◆ **MATERIAL FOR THIS TASK**
=-=-=

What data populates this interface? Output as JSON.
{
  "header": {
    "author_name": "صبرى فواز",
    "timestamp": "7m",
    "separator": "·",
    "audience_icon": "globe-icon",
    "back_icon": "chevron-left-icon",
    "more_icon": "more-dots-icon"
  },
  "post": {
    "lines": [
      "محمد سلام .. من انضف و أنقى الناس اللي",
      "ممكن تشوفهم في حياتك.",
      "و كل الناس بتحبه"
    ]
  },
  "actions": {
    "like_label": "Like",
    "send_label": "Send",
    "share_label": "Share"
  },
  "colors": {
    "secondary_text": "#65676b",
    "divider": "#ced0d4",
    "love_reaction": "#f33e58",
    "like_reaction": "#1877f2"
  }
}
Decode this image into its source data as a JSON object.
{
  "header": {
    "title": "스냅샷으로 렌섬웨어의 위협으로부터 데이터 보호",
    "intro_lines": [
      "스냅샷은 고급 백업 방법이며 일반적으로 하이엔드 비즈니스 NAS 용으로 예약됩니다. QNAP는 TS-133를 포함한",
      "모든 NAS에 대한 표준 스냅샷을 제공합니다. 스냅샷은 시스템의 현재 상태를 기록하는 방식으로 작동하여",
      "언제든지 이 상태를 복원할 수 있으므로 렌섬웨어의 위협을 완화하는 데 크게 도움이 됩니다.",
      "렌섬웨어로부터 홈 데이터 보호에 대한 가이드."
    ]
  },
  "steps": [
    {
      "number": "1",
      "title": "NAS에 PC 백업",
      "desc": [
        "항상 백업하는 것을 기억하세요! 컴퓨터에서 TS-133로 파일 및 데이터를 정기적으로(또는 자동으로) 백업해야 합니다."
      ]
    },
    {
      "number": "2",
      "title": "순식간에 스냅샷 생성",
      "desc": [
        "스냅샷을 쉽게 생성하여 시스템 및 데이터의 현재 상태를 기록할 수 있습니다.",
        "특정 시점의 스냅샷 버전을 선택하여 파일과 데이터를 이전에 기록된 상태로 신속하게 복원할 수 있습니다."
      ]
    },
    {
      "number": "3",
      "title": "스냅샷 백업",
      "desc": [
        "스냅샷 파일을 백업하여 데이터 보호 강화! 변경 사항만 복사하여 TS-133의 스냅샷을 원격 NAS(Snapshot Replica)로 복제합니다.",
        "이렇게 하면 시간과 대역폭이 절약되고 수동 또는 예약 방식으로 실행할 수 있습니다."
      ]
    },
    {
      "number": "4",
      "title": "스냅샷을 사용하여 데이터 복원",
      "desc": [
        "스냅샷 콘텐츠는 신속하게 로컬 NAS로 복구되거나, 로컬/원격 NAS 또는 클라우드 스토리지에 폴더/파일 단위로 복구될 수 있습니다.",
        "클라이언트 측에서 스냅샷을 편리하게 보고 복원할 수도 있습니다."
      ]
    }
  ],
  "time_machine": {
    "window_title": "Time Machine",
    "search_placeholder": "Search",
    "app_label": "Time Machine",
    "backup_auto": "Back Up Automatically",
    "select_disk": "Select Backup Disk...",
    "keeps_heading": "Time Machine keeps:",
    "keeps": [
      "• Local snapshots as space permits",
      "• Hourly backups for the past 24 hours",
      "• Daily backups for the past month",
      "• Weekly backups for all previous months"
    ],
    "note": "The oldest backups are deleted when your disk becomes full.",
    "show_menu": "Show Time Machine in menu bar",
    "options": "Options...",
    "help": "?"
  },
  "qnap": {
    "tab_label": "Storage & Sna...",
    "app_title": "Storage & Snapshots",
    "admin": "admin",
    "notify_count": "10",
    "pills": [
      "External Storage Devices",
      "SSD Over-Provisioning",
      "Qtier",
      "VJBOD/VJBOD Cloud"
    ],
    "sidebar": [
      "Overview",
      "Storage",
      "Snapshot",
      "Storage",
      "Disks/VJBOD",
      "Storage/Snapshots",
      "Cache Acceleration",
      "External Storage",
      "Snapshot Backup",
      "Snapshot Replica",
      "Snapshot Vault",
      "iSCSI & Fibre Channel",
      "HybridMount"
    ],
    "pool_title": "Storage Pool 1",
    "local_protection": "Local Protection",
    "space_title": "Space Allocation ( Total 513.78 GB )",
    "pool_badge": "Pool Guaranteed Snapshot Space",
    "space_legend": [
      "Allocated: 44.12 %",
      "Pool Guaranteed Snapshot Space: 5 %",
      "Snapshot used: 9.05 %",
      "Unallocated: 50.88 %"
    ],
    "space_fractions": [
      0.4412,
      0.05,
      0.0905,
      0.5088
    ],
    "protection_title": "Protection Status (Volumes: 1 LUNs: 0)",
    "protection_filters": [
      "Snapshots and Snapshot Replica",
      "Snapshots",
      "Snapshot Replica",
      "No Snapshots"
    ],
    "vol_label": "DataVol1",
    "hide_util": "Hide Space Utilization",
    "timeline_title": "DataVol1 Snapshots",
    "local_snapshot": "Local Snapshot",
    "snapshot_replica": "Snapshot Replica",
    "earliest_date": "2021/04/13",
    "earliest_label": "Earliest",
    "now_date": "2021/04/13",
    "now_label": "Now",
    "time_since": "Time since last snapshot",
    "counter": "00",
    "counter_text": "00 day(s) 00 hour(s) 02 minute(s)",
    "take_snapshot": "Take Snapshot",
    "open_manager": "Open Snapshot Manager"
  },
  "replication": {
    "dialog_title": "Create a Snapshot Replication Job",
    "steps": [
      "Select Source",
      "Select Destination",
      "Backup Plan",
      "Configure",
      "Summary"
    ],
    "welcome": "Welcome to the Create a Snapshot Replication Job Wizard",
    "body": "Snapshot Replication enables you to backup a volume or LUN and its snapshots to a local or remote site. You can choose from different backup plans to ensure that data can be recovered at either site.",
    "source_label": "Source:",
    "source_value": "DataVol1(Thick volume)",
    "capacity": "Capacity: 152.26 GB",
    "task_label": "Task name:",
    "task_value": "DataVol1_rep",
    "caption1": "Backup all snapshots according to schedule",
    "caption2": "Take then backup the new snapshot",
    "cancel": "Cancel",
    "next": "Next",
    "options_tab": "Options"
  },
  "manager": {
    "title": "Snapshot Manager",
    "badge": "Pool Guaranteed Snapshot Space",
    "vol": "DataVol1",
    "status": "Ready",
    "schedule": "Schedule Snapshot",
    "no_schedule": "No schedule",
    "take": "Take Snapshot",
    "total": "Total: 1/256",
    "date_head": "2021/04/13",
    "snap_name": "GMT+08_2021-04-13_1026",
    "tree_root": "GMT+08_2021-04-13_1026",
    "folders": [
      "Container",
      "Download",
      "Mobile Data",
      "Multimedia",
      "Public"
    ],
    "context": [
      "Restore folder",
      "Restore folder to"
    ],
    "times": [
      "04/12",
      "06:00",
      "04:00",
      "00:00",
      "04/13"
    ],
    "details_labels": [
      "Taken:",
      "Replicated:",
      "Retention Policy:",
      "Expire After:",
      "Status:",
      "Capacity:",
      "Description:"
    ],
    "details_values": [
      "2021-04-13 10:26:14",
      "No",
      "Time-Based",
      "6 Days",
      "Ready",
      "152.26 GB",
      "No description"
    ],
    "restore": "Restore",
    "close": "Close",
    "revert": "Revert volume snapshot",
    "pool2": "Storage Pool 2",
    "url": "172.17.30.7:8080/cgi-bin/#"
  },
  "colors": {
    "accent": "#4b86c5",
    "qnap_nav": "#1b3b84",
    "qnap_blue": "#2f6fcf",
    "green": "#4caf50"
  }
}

=-=-=

Above are some records. Print them all exactly.

◆ **RESULT FOR THIS TASK**
What data populates this interface? Output as JSON.
{
  "header": {
    "author_name": "صبرى فواز",
    "timestamp": "7m",
    "separator": "·",
    "audience_icon": "globe-icon",
    "back_icon": "chevron-left-icon",
    "more_icon": "more-dots-icon"
  },
  "post": {
    "lines": [
      "محمد سلام .. من انضف و أنقى الناس اللي",
      "ممكن تشوفهم في حياتك.",
      "و كل الناس بتحبه"
    ]
  },
  "actions": {
    "like_label": "Like",
    "send_label": "Send",
    "share_label": "Share"
  },
  "colors": {
    "secondary_text": "#65676b",
    "divider": "#ced0d4",
    "love_reaction": "#f33e58",
    "like_reaction": "#1877f2"
  }
}
Decode this image into its source data as a JSON object.
{
  "header": {
    "title": "스냅샷으로 렌섬웨어의 위협으로부터 데이터 보호",
    "intro_lines": [
      "스냅샷은 고급 백업 방법이며 일반적으로 하이엔드 비즈니스 NAS 용으로 예약됩니다. QNAP는 TS-133를 포함한",
      "모든 NAS에 대한 표준 스냅샷을 제공합니다. 스냅샷은 시스템의 현재 상태를 기록하는 방식으로 작동하여",
      "언제든지 이 상태를 복원할 수 있으므로 렌섬웨어의 위협을 완화하는 데 크게 도움이 됩니다.",
      "렌섬웨어로부터 홈 데이터 보호에 대한 가이드."
    ]
  },
  "steps": [
    {
      "number": "1",
      "title": "NAS에 PC 백업",
      "desc": [
        "항상 백업하는 것을 기억하세요! 컴퓨터에서 TS-133로 파일 및 데이터를 정기적으로(또는 자동으로) 백업해야 합니다."
      ]
    },
    {
      "number": "2",
      "title": "순식간에 스냅샷 생성",
      "desc": [
        "스냅샷을 쉽게 생성하여 시스템 및 데이터의 현재 상태를 기록할 수 있습니다.",
        "특정 시점의 스냅샷 버전을 선택하여 파일과 데이터를 이전에 기록된 상태로 신속하게 복원할 수 있습니다."
      ]
    },
    {
      "number": "3",
      "title": "스냅샷 백업",
      "desc": [
        "스냅샷 파일을 백업하여 데이터 보호 강화! 변경 사항만 복사하여 TS-133의 스냅샷을 원격 NAS(Snapshot Replica)로 복제합니다.",
        "이렇게 하면 시간과 대역폭이 절약되고 수동 또는 예약 방식으로 실행할 수 있습니다."
      ]
    },
    {
      "number": "4",
      "title": "스냅샷을 사용하여 데이터 복원",
      "desc": [
        "스냅샷 콘텐츠는 신속하게 로컬 NAS로 복구되거나, 로컬/원격 NAS 또는 클라우드 스토리지에 폴더/파일 단위로 복구될 수 있습니다.",
        "클라이언트 측에서 스냅샷을 편리하게 보고 복원할 수도 있습니다."
      ]
    }
  ],
  "time_machine": {
    "window_title": "Time Machine",
    "search_placeholder": "Search",
    "app_label": "Time Machine",
    "backup_auto": "Back Up Automatically",
    "select_disk": "Select Backup Disk...",
    "keeps_heading": "Time Machine keeps:",
    "keeps": [
      "• Local snapshots as space permits",
      "• Hourly backups for the past 24 hours",
      "• Daily backups for the past month",
      "• Weekly backups for all previous months"
    ],
    "note": "The oldest backups are deleted when your disk becomes full.",
    "show_menu": "Show Time Machine in menu bar",
    "options": "Options...",
    "help": "?"
  },
  "qnap": {
    "tab_label": "Storage & Sna...",
    "app_title": "Storage & Snapshots",
    "admin": "admin",
    "notify_count": "10",
    "pills": [
      "External Storage Devices",
      "SSD Over-Provisioning",
      "Qtier",
      "VJBOD/VJBOD Cloud"
    ],
    "sidebar": [
      "Overview",
      "Storage",
      "Snapshot",
      "Storage",
      "Disks/VJBOD",
      "Storage/Snapshots",
      "Cache Acceleration",
      "External Storage",
      "Snapshot Backup",
      "Snapshot Replica",
      "Snapshot Vault",
      "iSCSI & Fibre Channel",
      "HybridMount"
    ],
    "pool_title": "Storage Pool 1",
    "local_protection": "Local Protection",
    "space_title": "Space Allocation ( Total 513.78 GB )",
    "pool_badge": "Pool Guaranteed Snapshot Space",
    "space_legend": [
      "Allocated: 44.12 %",
      "Pool Guaranteed Snapshot Space: 5 %",
      "Snapshot used: 9.05 %",
      "Unallocated: 50.88 %"
    ],
    "space_fractions": [
      0.4412,
      0.05,
      0.0905,
      0.5088
    ],
    "protection_title": "Protection Status (Volumes: 1 LUNs: 0)",
    "protection_filters": [
      "Snapshots and Snapshot Replica",
      "Snapshots",
      "Snapshot Replica",
      "No Snapshots"
    ],
    "vol_label": "DataVol1",
    "hide_util": "Hide Space Utilization",
    "timeline_title": "DataVol1 Snapshots",
    "local_snapshot": "Local Snapshot",
    "snapshot_replica": "Snapshot Replica",
    "earliest_date": "2021/04/13",
    "earliest_label": "Earliest",
    "now_date": "2021/04/13",
    "now_label": "Now",
    "time_since": "Time since last snapshot",
    "counter": "00",
    "counter_text": "00 day(s) 00 hour(s) 02 minute(s)",
    "take_snapshot": "Take Snapshot",
    "open_manager": "Open Snapshot Manager"
  },
  "replication": {
    "dialog_title": "Create a Snapshot Replication Job",
    "steps": [
      "Select Source",
      "Select Destination",
      "Backup Plan",
      "Configure",
      "Summary"
    ],
    "welcome": "Welcome to the Create a Snapshot Replication Job Wizard",
    "body": "Snapshot Replication enables you to backup a volume or LUN and its snapshots to a local or remote site. You can choose from different backup plans to ensure that data can be recovered at either site.",
    "source_label": "Source:",
    "source_value": "DataVol1(Thick volume)",
    "capacity": "Capacity: 152.26 GB",
    "task_label": "Task name:",
    "task_value": "DataVol1_rep",
    "caption1": "Backup all snapshots according to schedule",
    "caption2": "Take then backup the new snapshot",
    "cancel": "Cancel",
    "next": "Next",
    "options_tab": "Options"
  },
  "manager": {
    "title": "Snapshot Manager",
    "badge": "Pool Guaranteed Snapshot Space",
    "vol": "DataVol1",
    "status": "Ready",
    "schedule": "Schedule Snapshot",
    "no_schedule": "No schedule",
    "take": "Take Snapshot",
    "total": "Total: 1/256",
    "date_head": "2021/04/13",
    "snap_name": "GMT+08_2021-04-13_1026",
    "tree_root": "GMT+08_2021-04-13_1026",
    "folders": [
      "Container",
      "Download",
      "Mobile Data",
      "Multimedia",
      "Public"
    ],
    "context": [
      "Restore folder",
      "Restore folder to"
    ],
    "times": [
      "04/12",
      "06:00",
      "04:00",
      "00:00",
      "04/13"
    ],
    "details_labels": [
      "Taken:",
      "Replicated:",
      "Retention Policy:",
      "Expire After:",
      "Status:",
      "Capacity:",
      "Description:"
    ],
    "details_values": [
      "2021-04-13 10:26:14",
      "No",
      "Time-Based",
      "6 Days",
      "Ready",
      "152.26 GB",
      "No description"
    ],
    "restore": "Restore",
    "close": "Close",
    "revert": "Revert volume snapshot",
    "pool2": "Storage Pool 2",
    "url": "172.17.30.7:8080/cgi-bin/#"
  },
  "colors": {
    "accent": "#4b86c5",
    "qnap_nav": "#1b3b84",
    "qnap_blue": "#2f6fcf",
    "green": "#4caf50"
  }
}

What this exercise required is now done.